----- Records supplied -----

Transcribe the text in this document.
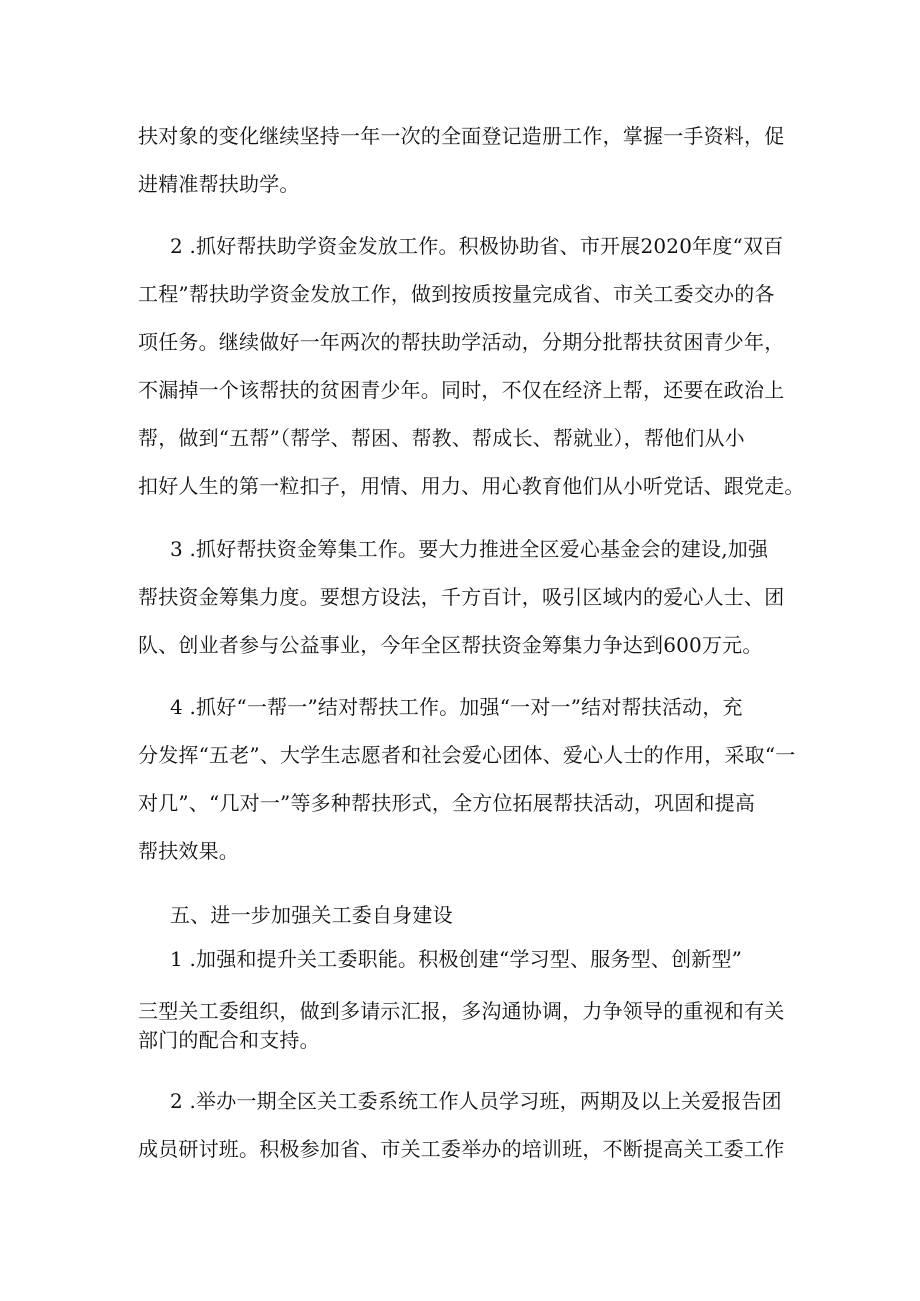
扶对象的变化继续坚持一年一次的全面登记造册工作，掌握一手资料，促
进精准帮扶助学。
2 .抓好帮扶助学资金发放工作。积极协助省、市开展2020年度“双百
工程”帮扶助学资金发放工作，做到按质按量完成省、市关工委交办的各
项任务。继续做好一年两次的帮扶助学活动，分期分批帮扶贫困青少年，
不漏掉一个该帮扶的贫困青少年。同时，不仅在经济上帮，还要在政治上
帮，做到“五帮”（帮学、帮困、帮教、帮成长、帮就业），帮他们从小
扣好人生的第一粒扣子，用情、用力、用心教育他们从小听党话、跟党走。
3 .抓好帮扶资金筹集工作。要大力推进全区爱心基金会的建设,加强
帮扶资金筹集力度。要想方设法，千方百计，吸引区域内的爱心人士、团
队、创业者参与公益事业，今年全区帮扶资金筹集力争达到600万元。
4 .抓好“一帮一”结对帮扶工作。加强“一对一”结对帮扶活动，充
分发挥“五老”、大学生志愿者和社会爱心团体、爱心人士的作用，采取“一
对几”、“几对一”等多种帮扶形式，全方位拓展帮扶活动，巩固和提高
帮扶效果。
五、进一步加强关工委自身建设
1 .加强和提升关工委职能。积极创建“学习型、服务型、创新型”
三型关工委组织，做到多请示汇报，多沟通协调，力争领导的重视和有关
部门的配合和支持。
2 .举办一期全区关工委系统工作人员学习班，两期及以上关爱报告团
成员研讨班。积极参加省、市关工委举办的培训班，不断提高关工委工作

-----

> **Task description**: Copy every line above word for word and exclude the pictures.

> **Solution to the exercise**:
Transcribe the text in this document.
扶对象的变化继续坚持一年一次的全面登记造册工作，掌握一手资料，促
进精准帮扶助学。
2 .抓好帮扶助学资金发放工作。积极协助省、市开展2020年度“双百
工程”帮扶助学资金发放工作，做到按质按量完成省、市关工委交办的各
项任务。继续做好一年两次的帮扶助学活动，分期分批帮扶贫困青少年，
不漏掉一个该帮扶的贫困青少年。同时，不仅在经济上帮，还要在政治上
帮，做到“五帮”（帮学、帮困、帮教、帮成长、帮就业），帮他们从小
扣好人生的第一粒扣子，用情、用力、用心教育他们从小听党话、跟党走。
3 .抓好帮扶资金筹集工作。要大力推进全区爱心基金会的建设,加强
帮扶资金筹集力度。要想方设法，千方百计，吸引区域内的爱心人士、团
队、创业者参与公益事业，今年全区帮扶资金筹集力争达到600万元。
4 .抓好“一帮一”结对帮扶工作。加强“一对一”结对帮扶活动，充
分发挥“五老”、大学生志愿者和社会爱心团体、爱心人士的作用，采取“一
对几”、“几对一”等多种帮扶形式，全方位拓展帮扶活动，巩固和提高
帮扶效果。
五、进一步加强关工委自身建设
1 .加强和提升关工委职能。积极创建“学习型、服务型、创新型”
三型关工委组织，做到多请示汇报，多沟通协调，力争领导的重视和有关
部门的配合和支持。
2 .举办一期全区关工委系统工作人员学习班，两期及以上关爱报告团
成员研讨班。积极参加省、市关工委举办的培训班，不断提高关工委工作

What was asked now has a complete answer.